(INPUT RECORDS)
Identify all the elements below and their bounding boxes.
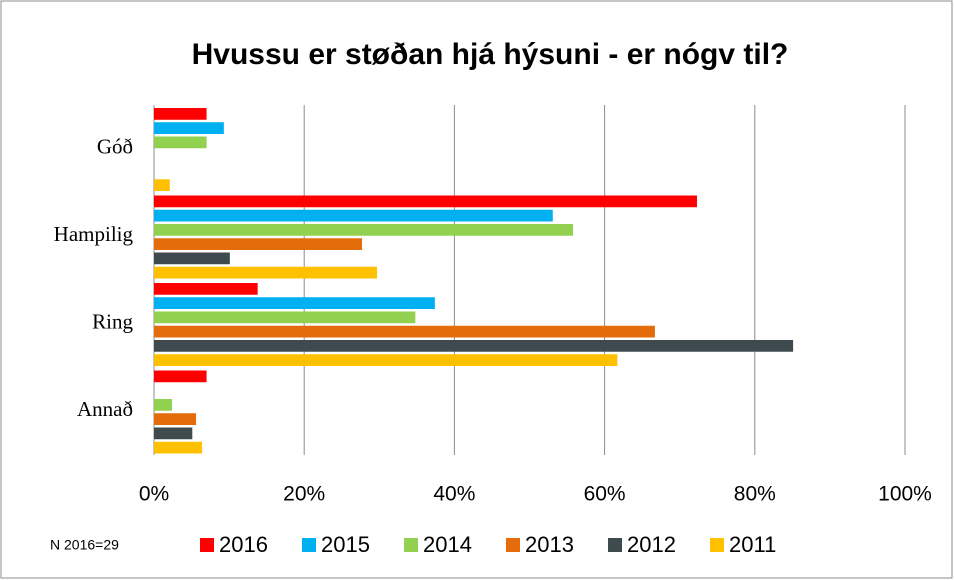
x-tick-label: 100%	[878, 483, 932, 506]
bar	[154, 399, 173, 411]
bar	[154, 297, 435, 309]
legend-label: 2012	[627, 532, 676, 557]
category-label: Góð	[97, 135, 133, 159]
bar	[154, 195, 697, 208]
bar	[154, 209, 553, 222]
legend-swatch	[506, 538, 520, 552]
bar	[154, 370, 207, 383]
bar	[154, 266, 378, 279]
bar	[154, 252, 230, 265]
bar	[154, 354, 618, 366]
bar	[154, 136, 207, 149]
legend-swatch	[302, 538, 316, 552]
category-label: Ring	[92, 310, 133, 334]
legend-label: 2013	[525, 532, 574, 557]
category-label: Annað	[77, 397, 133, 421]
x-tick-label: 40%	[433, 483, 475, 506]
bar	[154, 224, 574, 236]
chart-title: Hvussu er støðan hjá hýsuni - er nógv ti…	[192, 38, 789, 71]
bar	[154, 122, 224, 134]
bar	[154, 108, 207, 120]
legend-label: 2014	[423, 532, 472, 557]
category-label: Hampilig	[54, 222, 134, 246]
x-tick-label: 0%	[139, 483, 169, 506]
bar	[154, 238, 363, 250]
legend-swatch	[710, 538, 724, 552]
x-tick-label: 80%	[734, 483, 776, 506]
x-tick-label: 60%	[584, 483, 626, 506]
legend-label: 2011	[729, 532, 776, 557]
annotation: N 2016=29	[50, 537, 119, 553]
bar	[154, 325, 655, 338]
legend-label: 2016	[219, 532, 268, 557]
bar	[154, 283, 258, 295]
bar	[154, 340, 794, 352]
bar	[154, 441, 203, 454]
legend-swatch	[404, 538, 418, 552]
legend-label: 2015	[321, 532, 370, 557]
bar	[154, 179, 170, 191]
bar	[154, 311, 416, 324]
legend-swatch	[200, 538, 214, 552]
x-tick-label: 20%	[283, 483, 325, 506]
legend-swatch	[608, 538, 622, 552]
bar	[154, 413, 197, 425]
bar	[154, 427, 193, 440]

(GIVEN TASK)
Could you reproduce every line of the records above verbatim, omitting the pictures?

(THE RESPONSE)
Identify all the elements below and their bounding boxes.
x-tick-label: 100%	[878, 483, 932, 506]
bar	[154, 399, 173, 411]
bar	[154, 297, 435, 309]
legend-label: 2012	[627, 532, 676, 557]
category-label: Góð	[97, 135, 133, 159]
bar	[154, 195, 697, 208]
bar	[154, 209, 553, 222]
legend-swatch	[506, 538, 520, 552]
bar	[154, 370, 207, 383]
bar	[154, 266, 378, 279]
bar	[154, 252, 230, 265]
bar	[154, 354, 618, 366]
bar	[154, 136, 207, 149]
legend-swatch	[302, 538, 316, 552]
category-label: Ring	[92, 310, 133, 334]
legend-label: 2013	[525, 532, 574, 557]
category-label: Annað	[77, 397, 133, 421]
x-tick-label: 40%	[433, 483, 475, 506]
bar	[154, 224, 574, 236]
chart-title: Hvussu er støðan hjá hýsuni - er nógv ti…	[192, 38, 789, 71]
bar	[154, 122, 224, 134]
bar	[154, 108, 207, 120]
legend-label: 2014	[423, 532, 472, 557]
category-label: Hampilig	[54, 222, 134, 246]
x-tick-label: 0%	[139, 483, 169, 506]
bar	[154, 238, 363, 250]
legend-swatch	[710, 538, 724, 552]
x-tick-label: 80%	[734, 483, 776, 506]
x-tick-label: 60%	[584, 483, 626, 506]
legend-label: 2011	[729, 532, 776, 557]
annotation: N 2016=29	[50, 537, 119, 553]
bar	[154, 325, 655, 338]
legend-label: 2016	[219, 532, 268, 557]
bar	[154, 283, 258, 295]
bar	[154, 340, 794, 352]
bar	[154, 441, 203, 454]
legend-swatch	[404, 538, 418, 552]
legend-label: 2015	[321, 532, 370, 557]
bar	[154, 179, 170, 191]
bar	[154, 311, 416, 324]
legend-swatch	[200, 538, 214, 552]
x-tick-label: 20%	[283, 483, 325, 506]
legend-swatch	[608, 538, 622, 552]
bar	[154, 413, 197, 425]
bar	[154, 427, 193, 440]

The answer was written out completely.